(The task)
Gather, from the data below, each line in which the word "image" occurs.

-- Start Supplied information --

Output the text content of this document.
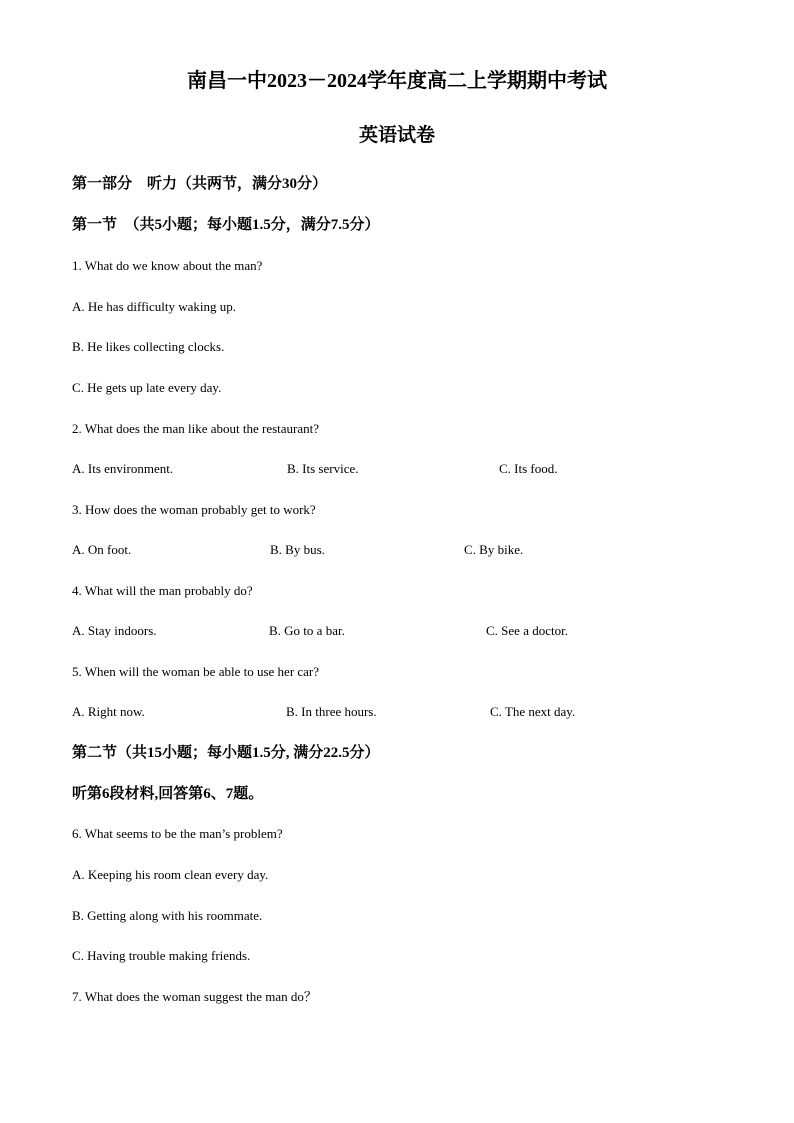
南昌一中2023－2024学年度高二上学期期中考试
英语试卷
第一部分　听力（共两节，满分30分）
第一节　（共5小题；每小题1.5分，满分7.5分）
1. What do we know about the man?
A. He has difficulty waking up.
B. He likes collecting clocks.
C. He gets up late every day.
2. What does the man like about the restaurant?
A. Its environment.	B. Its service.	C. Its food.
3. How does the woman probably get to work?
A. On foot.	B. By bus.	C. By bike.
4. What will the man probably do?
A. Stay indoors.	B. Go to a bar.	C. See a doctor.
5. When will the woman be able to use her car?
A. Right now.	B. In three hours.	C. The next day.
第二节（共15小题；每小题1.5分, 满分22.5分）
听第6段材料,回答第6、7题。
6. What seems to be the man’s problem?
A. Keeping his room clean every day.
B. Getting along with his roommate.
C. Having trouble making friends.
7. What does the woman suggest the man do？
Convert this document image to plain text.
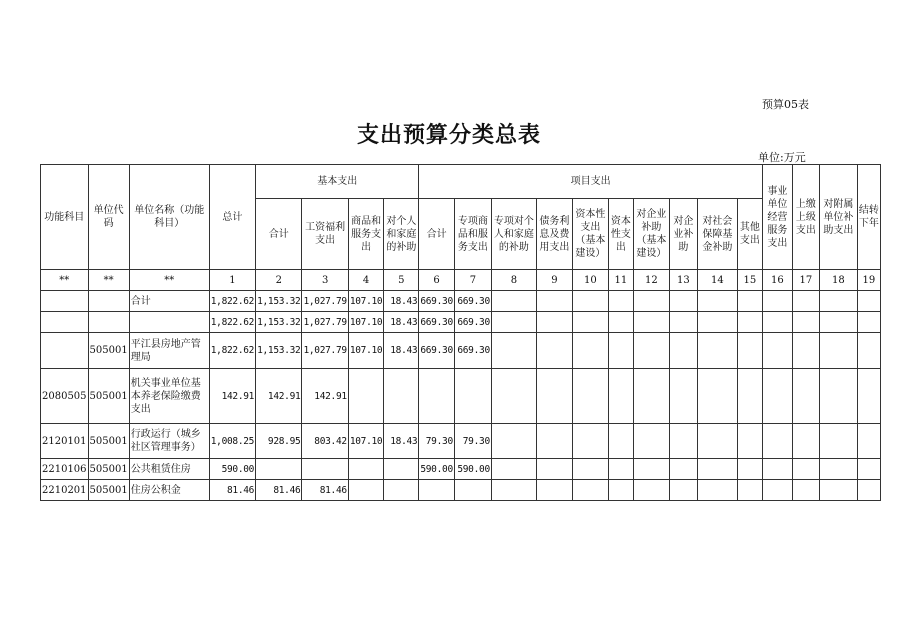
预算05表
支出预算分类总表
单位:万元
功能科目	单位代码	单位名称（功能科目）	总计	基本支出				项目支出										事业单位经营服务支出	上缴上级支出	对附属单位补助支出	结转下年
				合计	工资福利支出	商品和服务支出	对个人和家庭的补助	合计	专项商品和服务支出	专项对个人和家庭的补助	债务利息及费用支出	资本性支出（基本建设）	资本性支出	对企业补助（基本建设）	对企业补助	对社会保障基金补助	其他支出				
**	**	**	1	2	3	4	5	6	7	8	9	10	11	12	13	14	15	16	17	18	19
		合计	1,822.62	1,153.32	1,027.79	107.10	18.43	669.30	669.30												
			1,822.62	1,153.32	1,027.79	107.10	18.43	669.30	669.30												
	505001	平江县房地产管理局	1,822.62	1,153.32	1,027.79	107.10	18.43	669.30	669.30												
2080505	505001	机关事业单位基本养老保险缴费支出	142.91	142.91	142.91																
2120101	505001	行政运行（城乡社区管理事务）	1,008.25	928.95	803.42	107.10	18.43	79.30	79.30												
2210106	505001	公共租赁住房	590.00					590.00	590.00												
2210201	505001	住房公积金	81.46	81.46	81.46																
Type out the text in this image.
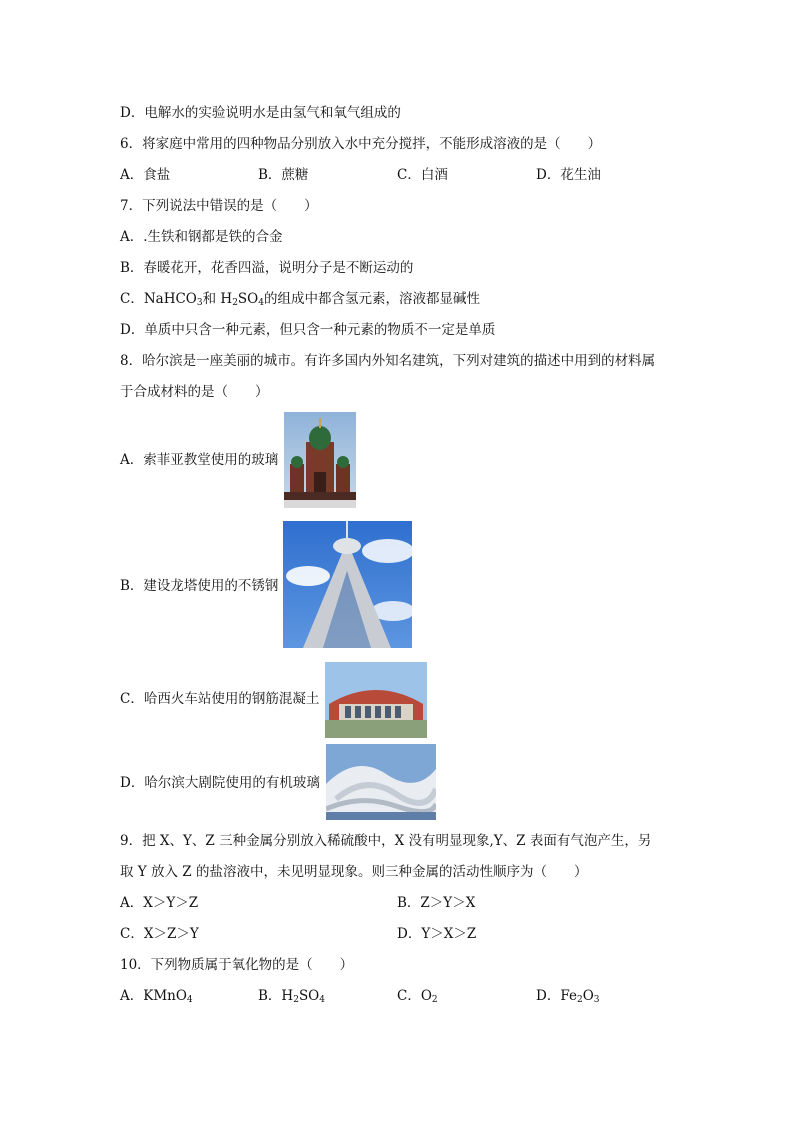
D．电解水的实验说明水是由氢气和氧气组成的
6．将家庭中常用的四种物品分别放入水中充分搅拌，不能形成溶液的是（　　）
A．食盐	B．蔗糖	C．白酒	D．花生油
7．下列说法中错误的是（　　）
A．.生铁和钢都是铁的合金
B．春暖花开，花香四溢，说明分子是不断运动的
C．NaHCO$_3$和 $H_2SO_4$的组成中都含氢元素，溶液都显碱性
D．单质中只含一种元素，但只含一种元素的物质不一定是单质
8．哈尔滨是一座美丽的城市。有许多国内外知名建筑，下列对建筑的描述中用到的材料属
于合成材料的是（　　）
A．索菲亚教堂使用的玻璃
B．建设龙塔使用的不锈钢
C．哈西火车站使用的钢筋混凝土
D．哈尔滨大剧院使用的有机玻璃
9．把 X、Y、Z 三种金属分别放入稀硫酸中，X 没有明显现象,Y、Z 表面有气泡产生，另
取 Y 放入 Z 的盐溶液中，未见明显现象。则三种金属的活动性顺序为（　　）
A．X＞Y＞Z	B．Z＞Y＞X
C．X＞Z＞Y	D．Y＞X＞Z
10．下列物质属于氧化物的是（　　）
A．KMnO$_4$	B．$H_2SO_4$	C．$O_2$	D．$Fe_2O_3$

-- End Supplied information --

(Problem solution)
Convert this document image to plain text.
Type out the text in this image.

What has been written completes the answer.